### What is expected:
Using the data below, copy each line that includes the word "list".

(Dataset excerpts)
▼

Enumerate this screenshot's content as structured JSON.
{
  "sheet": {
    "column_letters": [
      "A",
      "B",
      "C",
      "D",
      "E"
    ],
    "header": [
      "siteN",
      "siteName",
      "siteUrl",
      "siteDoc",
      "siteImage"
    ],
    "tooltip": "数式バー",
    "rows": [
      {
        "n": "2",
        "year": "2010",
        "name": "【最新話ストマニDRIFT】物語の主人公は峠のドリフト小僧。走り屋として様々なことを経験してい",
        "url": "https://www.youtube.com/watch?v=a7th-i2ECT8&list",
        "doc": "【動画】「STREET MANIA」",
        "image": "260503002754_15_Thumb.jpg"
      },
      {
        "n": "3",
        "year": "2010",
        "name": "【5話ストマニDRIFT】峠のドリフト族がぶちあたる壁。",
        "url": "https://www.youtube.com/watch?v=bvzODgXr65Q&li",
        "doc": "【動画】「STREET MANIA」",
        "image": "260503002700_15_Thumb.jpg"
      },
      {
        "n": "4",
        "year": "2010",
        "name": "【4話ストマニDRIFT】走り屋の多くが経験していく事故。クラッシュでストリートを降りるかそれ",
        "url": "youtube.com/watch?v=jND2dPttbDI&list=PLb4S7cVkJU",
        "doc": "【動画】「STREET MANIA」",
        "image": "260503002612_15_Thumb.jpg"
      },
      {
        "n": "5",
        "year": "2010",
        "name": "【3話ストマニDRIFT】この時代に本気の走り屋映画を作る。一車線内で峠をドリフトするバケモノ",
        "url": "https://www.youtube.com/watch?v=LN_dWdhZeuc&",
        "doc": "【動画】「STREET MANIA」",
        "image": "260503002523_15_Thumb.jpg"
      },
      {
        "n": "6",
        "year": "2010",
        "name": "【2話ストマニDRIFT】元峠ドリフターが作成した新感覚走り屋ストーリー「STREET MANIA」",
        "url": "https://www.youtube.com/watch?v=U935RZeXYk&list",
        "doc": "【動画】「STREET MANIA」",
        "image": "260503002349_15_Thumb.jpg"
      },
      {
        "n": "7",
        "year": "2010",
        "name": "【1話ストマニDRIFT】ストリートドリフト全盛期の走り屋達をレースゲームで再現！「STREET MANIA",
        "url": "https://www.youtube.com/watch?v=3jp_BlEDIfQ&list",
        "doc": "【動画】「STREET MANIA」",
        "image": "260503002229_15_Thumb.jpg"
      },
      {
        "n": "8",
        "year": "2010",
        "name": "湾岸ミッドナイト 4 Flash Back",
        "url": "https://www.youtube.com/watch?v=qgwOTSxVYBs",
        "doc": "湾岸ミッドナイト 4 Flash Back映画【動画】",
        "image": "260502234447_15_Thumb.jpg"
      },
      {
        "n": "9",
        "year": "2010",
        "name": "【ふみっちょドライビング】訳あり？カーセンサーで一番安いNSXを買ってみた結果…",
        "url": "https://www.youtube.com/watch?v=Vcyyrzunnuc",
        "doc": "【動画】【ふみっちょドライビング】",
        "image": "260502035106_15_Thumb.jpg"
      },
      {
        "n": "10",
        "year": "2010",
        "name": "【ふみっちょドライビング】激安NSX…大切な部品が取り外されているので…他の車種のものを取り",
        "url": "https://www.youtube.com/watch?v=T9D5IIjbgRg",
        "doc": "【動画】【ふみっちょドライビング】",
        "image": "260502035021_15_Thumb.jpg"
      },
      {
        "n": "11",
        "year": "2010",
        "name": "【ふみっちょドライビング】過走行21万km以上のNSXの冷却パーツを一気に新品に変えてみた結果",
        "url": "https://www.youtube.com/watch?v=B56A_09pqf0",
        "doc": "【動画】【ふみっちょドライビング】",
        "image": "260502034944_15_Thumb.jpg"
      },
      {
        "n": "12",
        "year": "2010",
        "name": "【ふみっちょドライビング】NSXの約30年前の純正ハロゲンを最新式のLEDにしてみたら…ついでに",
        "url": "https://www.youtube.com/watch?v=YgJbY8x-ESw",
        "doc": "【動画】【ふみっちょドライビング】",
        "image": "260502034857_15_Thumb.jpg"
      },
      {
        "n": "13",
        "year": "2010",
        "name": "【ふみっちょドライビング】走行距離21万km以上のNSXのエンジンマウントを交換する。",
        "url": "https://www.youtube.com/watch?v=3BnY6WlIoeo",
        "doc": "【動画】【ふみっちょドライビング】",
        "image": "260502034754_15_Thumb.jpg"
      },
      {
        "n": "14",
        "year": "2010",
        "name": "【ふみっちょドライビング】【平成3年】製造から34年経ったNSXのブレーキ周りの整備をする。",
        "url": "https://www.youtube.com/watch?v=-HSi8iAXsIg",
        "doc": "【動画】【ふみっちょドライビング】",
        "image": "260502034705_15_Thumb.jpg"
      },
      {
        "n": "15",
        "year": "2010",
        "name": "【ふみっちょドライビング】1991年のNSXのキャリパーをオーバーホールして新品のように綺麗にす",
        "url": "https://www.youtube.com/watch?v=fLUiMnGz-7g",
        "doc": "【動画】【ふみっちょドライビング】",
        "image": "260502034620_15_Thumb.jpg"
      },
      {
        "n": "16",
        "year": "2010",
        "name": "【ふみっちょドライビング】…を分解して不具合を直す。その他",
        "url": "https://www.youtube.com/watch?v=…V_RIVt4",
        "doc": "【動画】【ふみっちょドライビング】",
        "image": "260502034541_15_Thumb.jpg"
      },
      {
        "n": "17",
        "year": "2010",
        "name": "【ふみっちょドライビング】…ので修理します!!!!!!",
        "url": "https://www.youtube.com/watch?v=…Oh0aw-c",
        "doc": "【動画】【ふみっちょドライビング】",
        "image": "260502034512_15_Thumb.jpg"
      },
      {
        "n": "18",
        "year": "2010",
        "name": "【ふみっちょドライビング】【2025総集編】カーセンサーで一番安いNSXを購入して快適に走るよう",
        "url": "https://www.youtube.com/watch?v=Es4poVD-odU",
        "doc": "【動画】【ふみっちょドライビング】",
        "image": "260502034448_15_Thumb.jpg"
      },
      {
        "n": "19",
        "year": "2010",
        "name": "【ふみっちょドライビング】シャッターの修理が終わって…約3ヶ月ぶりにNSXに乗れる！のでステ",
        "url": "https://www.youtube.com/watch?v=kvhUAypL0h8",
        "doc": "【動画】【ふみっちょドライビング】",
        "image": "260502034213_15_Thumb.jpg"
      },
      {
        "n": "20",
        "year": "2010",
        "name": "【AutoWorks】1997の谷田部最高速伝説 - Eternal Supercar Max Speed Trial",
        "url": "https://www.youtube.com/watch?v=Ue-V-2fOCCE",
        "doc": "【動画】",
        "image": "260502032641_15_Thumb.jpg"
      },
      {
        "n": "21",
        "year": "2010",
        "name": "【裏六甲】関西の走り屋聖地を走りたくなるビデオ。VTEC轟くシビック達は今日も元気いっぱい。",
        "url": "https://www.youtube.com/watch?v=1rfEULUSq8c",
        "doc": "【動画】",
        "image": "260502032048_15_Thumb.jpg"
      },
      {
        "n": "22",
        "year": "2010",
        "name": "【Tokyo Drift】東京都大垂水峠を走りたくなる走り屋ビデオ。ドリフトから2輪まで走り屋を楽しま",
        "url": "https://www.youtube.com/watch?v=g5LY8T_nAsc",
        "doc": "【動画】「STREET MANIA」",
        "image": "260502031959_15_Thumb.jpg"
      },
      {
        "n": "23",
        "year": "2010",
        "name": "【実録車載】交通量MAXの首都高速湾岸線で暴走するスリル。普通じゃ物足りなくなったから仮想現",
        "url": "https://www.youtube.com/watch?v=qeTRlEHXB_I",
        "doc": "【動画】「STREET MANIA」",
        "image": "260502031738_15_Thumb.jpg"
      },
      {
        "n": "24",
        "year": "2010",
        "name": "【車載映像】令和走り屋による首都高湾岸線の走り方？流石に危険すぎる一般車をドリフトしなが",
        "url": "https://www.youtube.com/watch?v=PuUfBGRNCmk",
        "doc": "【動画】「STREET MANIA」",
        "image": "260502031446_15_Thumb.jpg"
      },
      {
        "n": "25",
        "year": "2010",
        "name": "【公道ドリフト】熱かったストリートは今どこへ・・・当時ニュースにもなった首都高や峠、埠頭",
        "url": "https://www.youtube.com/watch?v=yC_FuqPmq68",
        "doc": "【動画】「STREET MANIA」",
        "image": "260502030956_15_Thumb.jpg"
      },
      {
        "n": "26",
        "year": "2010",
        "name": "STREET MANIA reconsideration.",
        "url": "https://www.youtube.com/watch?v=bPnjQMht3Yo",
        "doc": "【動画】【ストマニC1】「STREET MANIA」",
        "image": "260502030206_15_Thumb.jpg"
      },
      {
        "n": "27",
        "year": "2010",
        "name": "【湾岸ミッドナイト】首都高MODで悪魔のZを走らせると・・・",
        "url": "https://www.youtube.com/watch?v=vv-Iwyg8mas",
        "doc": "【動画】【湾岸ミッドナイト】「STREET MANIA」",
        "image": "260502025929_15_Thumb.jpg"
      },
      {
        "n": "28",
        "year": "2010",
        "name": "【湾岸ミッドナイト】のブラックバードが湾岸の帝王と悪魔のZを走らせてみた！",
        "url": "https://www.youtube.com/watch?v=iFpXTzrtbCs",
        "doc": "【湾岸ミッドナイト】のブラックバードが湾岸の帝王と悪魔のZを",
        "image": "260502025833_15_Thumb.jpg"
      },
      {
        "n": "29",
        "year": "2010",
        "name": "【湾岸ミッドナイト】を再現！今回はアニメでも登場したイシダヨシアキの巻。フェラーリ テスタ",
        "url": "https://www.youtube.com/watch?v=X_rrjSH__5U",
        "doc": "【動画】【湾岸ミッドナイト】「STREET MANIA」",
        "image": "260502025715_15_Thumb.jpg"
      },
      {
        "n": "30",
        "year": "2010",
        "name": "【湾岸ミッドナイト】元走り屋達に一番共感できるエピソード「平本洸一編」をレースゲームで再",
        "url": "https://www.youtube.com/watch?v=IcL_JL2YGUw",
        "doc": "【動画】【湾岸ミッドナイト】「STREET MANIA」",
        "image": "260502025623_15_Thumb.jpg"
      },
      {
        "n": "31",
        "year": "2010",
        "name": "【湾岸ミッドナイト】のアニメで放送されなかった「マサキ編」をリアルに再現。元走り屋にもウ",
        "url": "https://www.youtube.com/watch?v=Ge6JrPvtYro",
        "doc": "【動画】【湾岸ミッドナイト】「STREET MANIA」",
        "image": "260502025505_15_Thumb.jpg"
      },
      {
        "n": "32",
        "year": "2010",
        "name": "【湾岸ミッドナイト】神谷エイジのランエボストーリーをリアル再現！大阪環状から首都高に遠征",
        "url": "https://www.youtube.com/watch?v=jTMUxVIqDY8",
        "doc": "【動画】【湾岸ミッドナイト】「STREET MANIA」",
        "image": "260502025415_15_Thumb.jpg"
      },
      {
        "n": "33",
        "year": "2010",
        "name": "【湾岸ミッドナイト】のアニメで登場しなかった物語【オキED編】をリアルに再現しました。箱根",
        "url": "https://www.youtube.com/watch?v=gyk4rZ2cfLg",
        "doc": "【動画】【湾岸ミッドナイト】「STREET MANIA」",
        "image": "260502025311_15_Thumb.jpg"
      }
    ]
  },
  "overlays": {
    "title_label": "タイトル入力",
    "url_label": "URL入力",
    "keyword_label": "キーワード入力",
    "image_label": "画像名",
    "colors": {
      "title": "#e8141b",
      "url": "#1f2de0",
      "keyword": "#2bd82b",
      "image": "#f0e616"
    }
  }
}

▲

### Written solution:
        "url": "https://www.youtube.com/watch?v=a7th-i2ECT8&list",
        "url": "youtube.com/watch?v=jND2dPttbDI&list=PLb4S7cVkJU",
        "url": "https://www.youtube.com/watch?v=U935RZeXYk&list",
        "url": "https://www.youtube.com/watch?v=3jp_BlEDIfQ&list",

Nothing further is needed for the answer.